**Task to complete**
Your answer should be a single number: the count of lines containing "Lorem".

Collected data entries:
^^^^^^^^
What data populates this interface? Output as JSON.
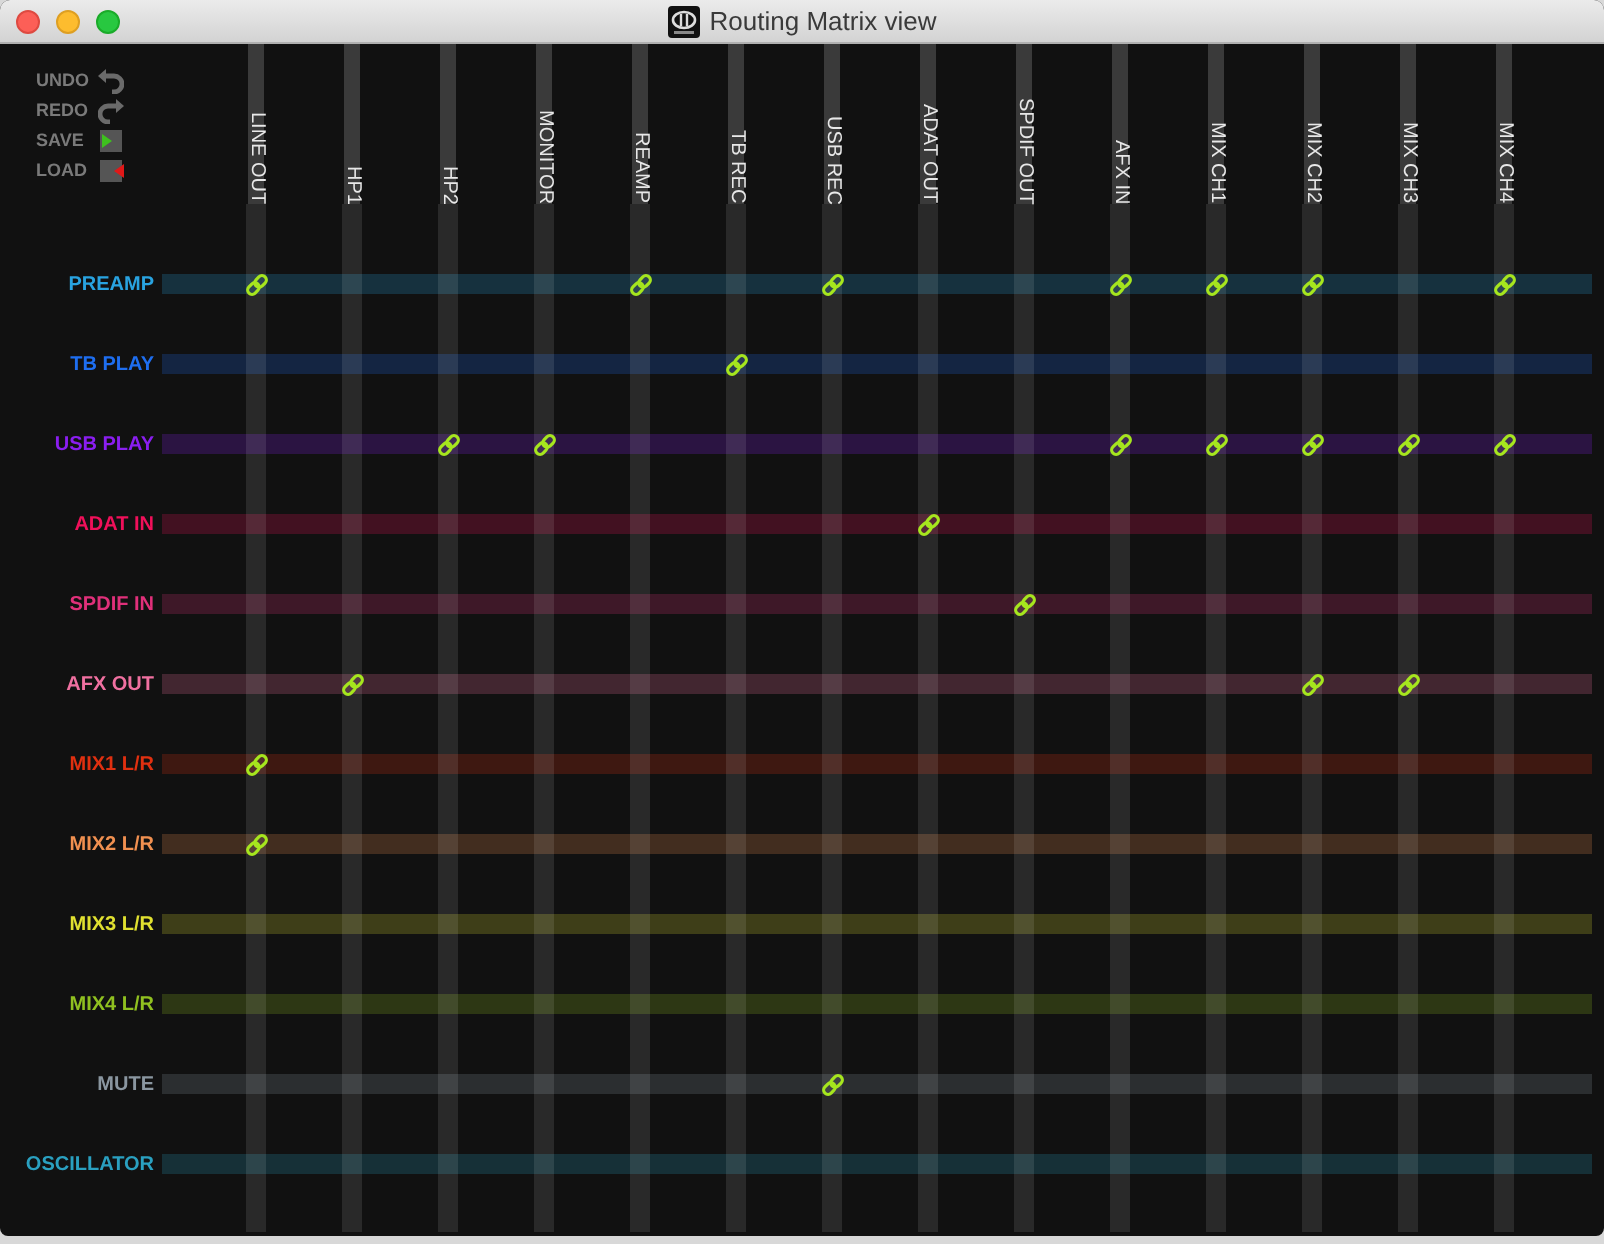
{
  "window": {
    "title": "Routing Matrix view"
  },
  "toolbar": [
    {
      "label": "UNDO",
      "kind": "undo"
    },
    {
      "label": "REDO",
      "kind": "redo"
    },
    {
      "label": "SAVE",
      "kind": "save"
    },
    {
      "label": "LOAD",
      "kind": "load"
    }
  ],
  "columns": [
    "LINE OUT",
    "HP1",
    "HP2",
    "MONITOR",
    "REAMP",
    "TB REC",
    "USB REC",
    "ADAT OUT",
    "SPDIF OUT",
    "AFX IN",
    "MIX CH1",
    "MIX CH2",
    "MIX CH3",
    "MIX CH4"
  ],
  "rows": [
    {
      "label": "PREAMP",
      "color": "#29a3e0",
      "connections": [
        true,
        false,
        false,
        false,
        true,
        false,
        true,
        false,
        false,
        true,
        true,
        true,
        false,
        true
      ]
    },
    {
      "label": "TB PLAY",
      "color": "#1e6ef0",
      "connections": [
        false,
        false,
        false,
        false,
        false,
        true,
        false,
        false,
        false,
        false,
        false,
        false,
        false,
        false
      ]
    },
    {
      "label": "USB PLAY",
      "color": "#8a1ef0",
      "connections": [
        false,
        false,
        true,
        true,
        false,
        false,
        false,
        false,
        false,
        true,
        true,
        true,
        true,
        true
      ]
    },
    {
      "label": "ADAT IN",
      "color": "#f0105a",
      "connections": [
        false,
        false,
        false,
        false,
        false,
        false,
        false,
        true,
        false,
        false,
        false,
        false,
        false,
        false
      ]
    },
    {
      "label": "SPDIF IN",
      "color": "#e0307a",
      "connections": [
        false,
        false,
        false,
        false,
        false,
        false,
        false,
        false,
        true,
        false,
        false,
        false,
        false,
        false
      ]
    },
    {
      "label": "AFX OUT",
      "color": "#f070a0",
      "connections": [
        false,
        true,
        false,
        false,
        false,
        false,
        false,
        false,
        false,
        false,
        false,
        true,
        true,
        false
      ]
    },
    {
      "label": "MIX1 L/R",
      "color": "#e03010",
      "connections": [
        true,
        false,
        false,
        false,
        false,
        false,
        false,
        false,
        false,
        false,
        false,
        false,
        false,
        false
      ]
    },
    {
      "label": "MIX2 L/R",
      "color": "#f09050",
      "connections": [
        true,
        false,
        false,
        false,
        false,
        false,
        false,
        false,
        false,
        false,
        false,
        false,
        false,
        false
      ]
    },
    {
      "label": "MIX3 L/R",
      "color": "#e0e030",
      "connections": [
        false,
        false,
        false,
        false,
        false,
        false,
        false,
        false,
        false,
        false,
        false,
        false,
        false,
        false
      ]
    },
    {
      "label": "MIX4 L/R",
      "color": "#90c020",
      "connections": [
        false,
        false,
        false,
        false,
        false,
        false,
        false,
        false,
        false,
        false,
        false,
        false,
        false,
        false
      ]
    },
    {
      "label": "MUTE",
      "color": "#8a96a0",
      "connections": [
        false,
        false,
        false,
        false,
        false,
        false,
        true,
        false,
        false,
        false,
        false,
        false,
        false,
        false
      ]
    },
    {
      "label": "OSCILLATOR",
      "color": "#2aa0c0",
      "connections": [
        false,
        false,
        false,
        false,
        false,
        false,
        false,
        false,
        false,
        false,
        false,
        false,
        false,
        false
      ]
    }
  ]
}
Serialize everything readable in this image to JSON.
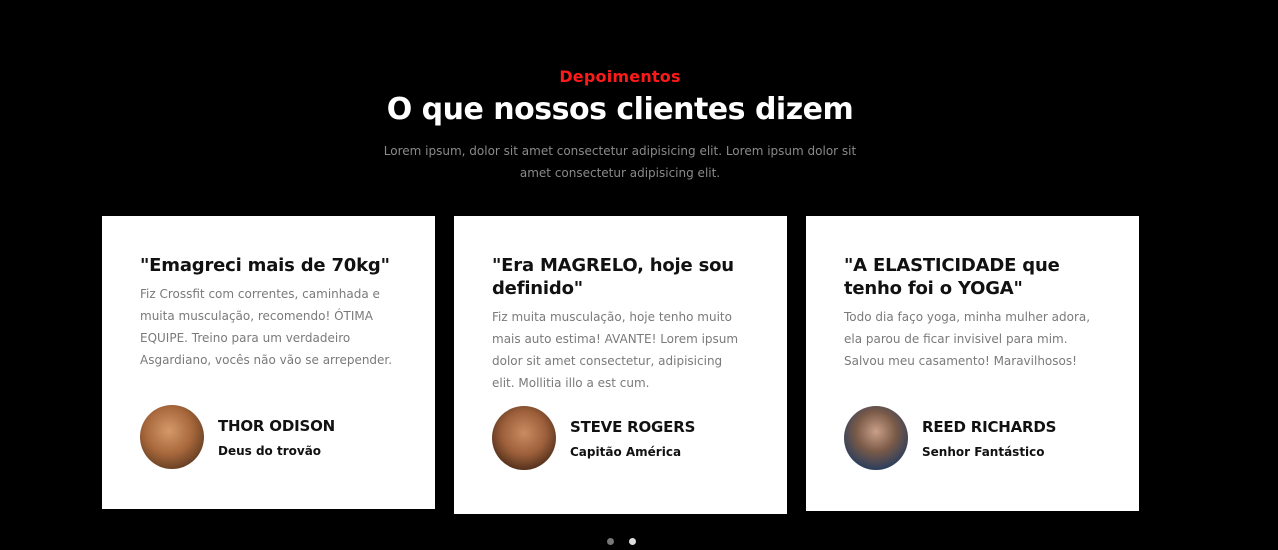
{
  "section": {
    "eyebrow": "Depoimentos",
    "title": "O que nossos clientes dizem",
    "description": "Lorem ipsum, dolor sit amet consectetur adipisicing elit. Lorem ipsum dolor sit amet consectetur adipisicing elit."
  },
  "testimonials": [
    {
      "quote": "\"Emagreci mais de 70kg\"",
      "text": "Fiz Crossfit com correntes, caminhada e muita musculação, recomendo! ÓTIMA EQUIPE. Treino para um verdadeiro Asgardiano, vocês não vão se arrepender.",
      "name": "THOR ODISON",
      "role": "Deus do trovão"
    },
    {
      "quote": "\"Era MAGRELO, hoje sou definido\"",
      "text": "Fiz muita musculação, hoje tenho muito mais auto estima! AVANTE! Lorem ipsum dolor sit amet consectetur, adipisicing elit. Mollitia illo a est cum.",
      "name": "STEVE ROGERS",
      "role": "Capitão América"
    },
    {
      "quote": "\"A ELASTICIDADE que tenho foi o YOGA\"",
      "text": "Todo dia faço yoga, minha mulher adora, ela parou de ficar invisivel para mim. Salvou meu casamento! Maravilhosos!",
      "name": "REED RICHARDS",
      "role": "Senhor Fantástico"
    }
  ],
  "carousel": {
    "page_count": 2,
    "active_index": 1
  },
  "colors": {
    "background": "#000000",
    "accent": "#ff1a1a",
    "card": "#ffffff"
  }
}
^^^^^^^^
**The answer**
2